| PROBLEM DETAILS |
Identify the lines containing the word "College". Copy each one.

| INPUT ROWS |
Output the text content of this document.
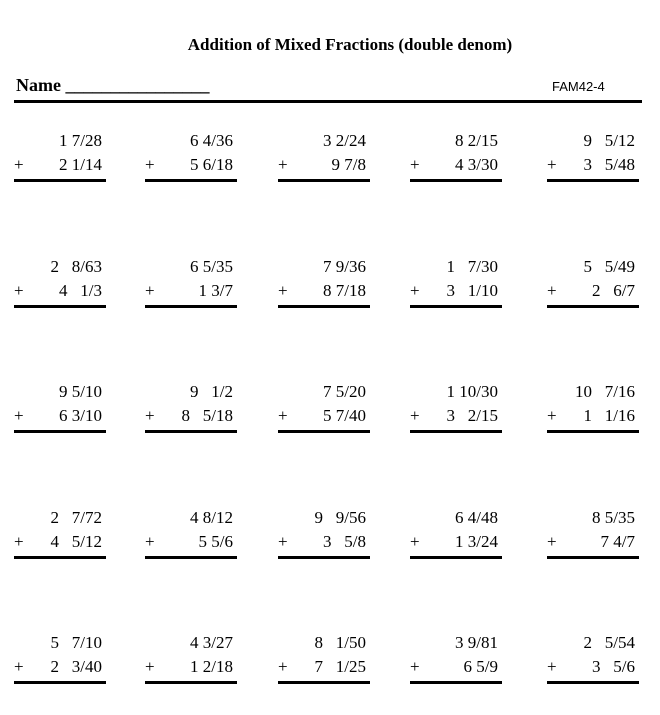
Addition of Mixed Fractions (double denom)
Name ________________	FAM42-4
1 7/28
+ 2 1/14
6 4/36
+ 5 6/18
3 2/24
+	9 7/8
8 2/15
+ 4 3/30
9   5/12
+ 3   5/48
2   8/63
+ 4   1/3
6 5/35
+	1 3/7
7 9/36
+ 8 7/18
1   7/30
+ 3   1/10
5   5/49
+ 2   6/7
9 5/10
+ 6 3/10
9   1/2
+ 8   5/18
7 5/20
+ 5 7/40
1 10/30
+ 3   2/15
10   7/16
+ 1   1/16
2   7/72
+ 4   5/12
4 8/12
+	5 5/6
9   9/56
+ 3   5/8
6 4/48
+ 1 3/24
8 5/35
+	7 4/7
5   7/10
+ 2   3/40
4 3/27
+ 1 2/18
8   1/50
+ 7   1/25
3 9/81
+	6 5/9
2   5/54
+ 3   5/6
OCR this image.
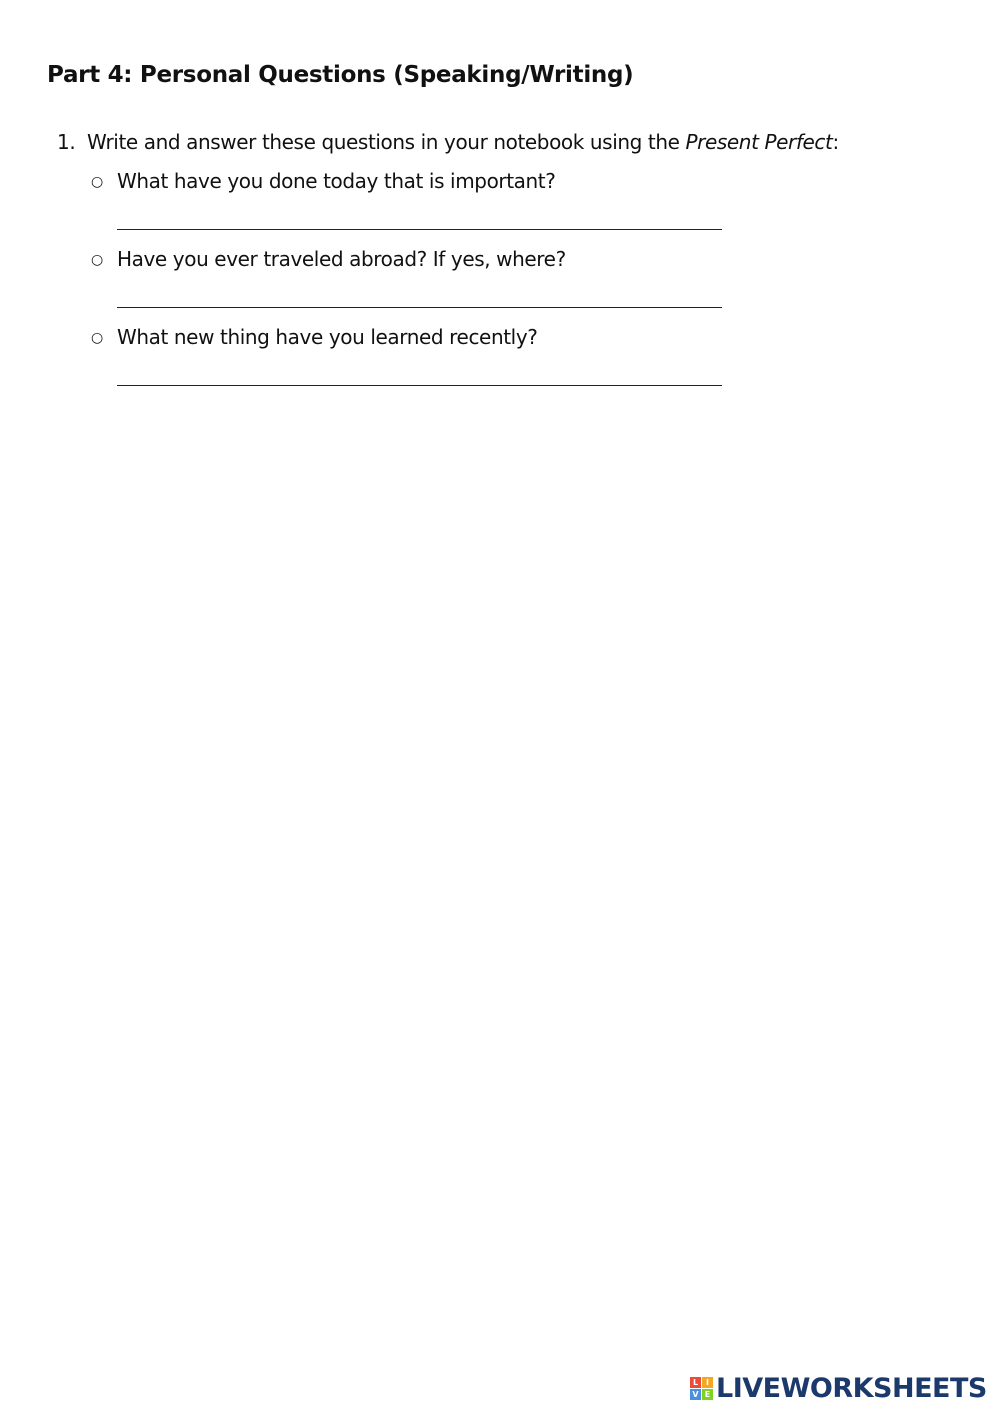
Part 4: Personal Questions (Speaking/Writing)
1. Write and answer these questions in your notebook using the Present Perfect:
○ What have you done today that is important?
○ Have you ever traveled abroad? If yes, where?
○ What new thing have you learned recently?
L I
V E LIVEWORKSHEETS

---

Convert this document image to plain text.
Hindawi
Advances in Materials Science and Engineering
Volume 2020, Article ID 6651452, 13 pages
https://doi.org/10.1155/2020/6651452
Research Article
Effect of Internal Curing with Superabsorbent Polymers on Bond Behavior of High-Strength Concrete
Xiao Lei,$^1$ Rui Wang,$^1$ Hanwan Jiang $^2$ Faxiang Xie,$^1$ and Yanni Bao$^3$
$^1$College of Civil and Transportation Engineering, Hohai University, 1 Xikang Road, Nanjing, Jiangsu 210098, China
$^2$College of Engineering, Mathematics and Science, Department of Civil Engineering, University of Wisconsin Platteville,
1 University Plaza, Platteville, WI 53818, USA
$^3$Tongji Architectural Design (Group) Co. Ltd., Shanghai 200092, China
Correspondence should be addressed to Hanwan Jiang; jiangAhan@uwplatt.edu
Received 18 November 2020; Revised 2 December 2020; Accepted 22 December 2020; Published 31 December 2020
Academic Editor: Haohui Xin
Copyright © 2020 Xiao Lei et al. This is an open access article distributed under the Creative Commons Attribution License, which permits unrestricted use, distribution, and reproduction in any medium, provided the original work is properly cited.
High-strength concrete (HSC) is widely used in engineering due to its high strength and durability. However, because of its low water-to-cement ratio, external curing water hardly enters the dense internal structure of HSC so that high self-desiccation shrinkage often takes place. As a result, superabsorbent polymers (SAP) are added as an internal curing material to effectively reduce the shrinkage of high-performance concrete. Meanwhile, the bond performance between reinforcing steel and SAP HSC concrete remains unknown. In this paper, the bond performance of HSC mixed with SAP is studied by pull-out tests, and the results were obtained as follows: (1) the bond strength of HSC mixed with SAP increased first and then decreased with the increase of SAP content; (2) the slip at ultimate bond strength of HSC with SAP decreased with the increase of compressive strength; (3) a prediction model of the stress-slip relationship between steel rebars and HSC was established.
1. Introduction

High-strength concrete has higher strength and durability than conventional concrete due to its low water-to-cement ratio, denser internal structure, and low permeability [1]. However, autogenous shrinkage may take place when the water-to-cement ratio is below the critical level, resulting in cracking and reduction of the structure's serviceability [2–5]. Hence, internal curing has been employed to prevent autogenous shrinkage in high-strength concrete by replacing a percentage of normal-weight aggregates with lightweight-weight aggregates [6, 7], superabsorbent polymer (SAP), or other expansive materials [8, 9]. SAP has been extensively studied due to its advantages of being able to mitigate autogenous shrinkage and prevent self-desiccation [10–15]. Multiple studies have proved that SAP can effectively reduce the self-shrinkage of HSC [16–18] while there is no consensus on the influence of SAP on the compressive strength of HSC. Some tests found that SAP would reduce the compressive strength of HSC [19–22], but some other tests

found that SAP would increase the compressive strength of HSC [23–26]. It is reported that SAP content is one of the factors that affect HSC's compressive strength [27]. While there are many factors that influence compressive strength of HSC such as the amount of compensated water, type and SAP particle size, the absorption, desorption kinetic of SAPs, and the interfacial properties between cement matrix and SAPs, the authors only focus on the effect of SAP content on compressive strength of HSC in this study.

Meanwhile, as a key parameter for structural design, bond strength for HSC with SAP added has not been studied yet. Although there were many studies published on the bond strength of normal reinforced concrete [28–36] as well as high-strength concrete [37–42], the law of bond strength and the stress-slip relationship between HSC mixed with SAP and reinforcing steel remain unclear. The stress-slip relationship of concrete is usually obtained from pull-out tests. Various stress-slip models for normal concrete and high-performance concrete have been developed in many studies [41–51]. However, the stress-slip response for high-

| FULL ANSWER |
$^1$College of Civil and Transportation Engineering, Hohai University, 1 Xikang Road, Nanjing, Jiangsu 210098, China
$^2$College of Engineering, Mathematics and Science, Department of Civil Engineering, University of Wisconsin Platteville,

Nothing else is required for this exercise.